[A block of data]
========
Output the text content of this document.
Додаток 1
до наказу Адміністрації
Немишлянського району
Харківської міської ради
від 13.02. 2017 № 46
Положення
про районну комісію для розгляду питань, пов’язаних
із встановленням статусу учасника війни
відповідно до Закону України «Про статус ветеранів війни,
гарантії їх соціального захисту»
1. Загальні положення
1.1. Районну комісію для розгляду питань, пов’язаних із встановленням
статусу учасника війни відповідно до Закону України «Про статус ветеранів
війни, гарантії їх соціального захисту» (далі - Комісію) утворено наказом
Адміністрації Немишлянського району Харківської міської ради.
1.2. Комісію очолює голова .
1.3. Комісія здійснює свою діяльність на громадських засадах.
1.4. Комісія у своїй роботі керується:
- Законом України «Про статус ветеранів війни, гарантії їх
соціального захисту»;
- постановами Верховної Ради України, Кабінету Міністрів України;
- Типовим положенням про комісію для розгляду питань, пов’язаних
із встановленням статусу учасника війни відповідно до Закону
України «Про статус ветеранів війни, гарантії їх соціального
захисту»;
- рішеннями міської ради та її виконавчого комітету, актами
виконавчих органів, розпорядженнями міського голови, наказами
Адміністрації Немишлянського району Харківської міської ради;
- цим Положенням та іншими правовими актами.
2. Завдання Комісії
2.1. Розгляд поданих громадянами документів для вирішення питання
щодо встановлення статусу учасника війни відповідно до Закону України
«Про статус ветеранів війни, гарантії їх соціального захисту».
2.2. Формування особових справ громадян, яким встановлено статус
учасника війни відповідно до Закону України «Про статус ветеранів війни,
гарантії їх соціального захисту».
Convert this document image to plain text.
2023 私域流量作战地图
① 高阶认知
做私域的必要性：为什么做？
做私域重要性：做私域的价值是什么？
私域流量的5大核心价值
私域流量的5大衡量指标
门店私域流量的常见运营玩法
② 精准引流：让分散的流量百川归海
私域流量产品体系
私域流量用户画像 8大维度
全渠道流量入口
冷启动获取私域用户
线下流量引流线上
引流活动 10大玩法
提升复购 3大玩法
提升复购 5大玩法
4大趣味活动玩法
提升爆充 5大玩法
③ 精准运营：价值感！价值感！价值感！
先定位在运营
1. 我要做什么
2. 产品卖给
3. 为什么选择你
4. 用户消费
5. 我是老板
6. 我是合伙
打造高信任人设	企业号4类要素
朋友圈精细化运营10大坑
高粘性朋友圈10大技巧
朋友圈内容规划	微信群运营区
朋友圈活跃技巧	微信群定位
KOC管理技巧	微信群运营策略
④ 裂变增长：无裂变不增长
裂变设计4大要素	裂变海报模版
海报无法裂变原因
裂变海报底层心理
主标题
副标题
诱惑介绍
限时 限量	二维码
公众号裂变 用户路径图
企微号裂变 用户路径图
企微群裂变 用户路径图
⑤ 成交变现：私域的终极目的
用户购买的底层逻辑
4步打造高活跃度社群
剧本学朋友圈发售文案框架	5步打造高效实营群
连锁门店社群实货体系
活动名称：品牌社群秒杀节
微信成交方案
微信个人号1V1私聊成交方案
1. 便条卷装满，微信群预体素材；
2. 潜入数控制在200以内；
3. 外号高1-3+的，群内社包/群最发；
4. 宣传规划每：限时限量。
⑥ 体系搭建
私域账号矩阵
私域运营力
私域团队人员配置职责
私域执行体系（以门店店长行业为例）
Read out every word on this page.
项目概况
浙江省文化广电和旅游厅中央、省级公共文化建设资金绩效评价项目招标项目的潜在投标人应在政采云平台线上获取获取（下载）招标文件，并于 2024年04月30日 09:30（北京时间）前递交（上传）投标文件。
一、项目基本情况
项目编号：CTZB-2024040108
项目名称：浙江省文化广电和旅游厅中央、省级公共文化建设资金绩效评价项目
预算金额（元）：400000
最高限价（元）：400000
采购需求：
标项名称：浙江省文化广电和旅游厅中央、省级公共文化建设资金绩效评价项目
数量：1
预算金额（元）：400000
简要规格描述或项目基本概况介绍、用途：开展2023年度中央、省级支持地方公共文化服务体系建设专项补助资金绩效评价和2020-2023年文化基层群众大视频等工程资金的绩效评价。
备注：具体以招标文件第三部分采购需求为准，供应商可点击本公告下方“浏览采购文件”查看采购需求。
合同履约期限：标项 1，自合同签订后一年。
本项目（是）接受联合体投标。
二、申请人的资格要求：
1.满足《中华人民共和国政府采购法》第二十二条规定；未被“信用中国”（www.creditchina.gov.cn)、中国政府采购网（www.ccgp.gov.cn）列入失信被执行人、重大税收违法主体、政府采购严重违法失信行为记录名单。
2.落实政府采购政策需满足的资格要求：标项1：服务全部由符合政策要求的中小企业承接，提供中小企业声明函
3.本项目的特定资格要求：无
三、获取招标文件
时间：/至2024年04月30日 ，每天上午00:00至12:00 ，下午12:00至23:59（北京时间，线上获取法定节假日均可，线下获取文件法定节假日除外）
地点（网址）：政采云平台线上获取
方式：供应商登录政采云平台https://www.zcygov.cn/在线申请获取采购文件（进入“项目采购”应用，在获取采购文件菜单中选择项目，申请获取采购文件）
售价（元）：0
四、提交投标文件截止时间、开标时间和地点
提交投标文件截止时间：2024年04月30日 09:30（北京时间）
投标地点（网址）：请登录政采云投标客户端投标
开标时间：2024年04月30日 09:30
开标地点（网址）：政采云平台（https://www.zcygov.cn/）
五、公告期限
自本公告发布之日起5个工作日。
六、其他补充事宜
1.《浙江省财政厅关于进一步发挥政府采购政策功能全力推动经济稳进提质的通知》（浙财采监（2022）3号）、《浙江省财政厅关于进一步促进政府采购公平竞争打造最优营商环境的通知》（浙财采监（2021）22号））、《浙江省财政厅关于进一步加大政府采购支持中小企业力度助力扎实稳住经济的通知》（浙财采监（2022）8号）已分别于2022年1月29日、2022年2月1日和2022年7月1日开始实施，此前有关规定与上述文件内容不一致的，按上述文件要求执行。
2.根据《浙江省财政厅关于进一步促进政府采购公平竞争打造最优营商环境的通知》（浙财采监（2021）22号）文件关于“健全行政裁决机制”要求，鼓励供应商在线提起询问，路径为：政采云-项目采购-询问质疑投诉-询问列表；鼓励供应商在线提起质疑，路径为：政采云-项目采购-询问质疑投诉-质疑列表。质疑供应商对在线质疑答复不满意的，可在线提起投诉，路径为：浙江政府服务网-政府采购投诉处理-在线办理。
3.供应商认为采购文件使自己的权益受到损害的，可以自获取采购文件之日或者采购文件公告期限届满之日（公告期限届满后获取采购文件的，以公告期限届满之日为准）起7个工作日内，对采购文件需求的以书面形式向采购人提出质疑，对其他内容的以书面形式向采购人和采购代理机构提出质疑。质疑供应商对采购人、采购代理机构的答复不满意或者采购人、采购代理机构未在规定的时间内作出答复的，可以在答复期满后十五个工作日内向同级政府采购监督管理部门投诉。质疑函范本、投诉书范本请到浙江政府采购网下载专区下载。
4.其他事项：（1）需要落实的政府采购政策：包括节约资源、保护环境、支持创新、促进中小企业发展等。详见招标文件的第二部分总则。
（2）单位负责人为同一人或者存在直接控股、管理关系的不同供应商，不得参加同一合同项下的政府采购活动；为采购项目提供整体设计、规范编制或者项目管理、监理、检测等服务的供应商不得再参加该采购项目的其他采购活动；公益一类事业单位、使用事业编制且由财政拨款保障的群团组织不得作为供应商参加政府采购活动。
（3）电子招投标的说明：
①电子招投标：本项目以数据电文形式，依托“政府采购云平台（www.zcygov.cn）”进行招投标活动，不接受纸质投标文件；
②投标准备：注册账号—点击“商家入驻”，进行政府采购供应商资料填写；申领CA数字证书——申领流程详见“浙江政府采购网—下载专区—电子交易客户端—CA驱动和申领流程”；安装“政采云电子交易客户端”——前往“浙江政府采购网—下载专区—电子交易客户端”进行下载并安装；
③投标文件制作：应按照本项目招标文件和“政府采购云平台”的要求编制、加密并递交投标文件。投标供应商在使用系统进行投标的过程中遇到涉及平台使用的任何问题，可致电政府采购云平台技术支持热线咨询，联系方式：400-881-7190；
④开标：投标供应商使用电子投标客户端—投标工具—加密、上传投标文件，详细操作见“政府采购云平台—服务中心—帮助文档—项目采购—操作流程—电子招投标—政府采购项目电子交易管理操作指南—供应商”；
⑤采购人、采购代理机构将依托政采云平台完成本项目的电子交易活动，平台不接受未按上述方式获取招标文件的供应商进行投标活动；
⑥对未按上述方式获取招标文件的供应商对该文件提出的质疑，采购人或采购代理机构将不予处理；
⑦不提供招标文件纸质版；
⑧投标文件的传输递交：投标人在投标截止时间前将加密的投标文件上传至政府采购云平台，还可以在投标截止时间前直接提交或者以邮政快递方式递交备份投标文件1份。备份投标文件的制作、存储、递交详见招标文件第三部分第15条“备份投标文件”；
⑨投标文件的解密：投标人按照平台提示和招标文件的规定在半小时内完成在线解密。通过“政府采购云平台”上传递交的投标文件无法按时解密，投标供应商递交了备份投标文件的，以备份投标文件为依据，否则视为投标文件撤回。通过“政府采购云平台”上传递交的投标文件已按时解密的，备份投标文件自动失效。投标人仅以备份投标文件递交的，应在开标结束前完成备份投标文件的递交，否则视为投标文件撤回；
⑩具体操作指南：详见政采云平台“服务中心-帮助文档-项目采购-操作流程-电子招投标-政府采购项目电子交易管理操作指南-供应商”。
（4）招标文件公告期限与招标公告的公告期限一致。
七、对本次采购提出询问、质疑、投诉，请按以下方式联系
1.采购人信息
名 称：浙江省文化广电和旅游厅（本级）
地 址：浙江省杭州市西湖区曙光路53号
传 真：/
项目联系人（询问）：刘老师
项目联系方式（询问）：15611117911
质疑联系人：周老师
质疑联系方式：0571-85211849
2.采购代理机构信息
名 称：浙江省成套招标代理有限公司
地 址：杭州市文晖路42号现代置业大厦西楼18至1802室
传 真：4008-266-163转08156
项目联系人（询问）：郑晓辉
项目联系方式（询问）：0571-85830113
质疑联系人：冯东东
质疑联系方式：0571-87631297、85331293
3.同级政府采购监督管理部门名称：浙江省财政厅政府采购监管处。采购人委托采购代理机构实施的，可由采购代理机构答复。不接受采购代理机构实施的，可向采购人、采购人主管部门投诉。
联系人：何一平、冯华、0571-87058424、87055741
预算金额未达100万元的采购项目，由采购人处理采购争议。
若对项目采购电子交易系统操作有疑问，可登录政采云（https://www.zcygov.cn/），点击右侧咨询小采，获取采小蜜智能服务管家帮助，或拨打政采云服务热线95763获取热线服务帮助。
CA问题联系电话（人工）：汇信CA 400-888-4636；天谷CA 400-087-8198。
========
● **What is required**:
Gather each line from the entries above that includes the word "району".

● **Answer below**:
Немишлянського району
Адміністрації Немишлянського району Харківської міської ради.
Адміністрації Немишлянського району Харківської міської ради;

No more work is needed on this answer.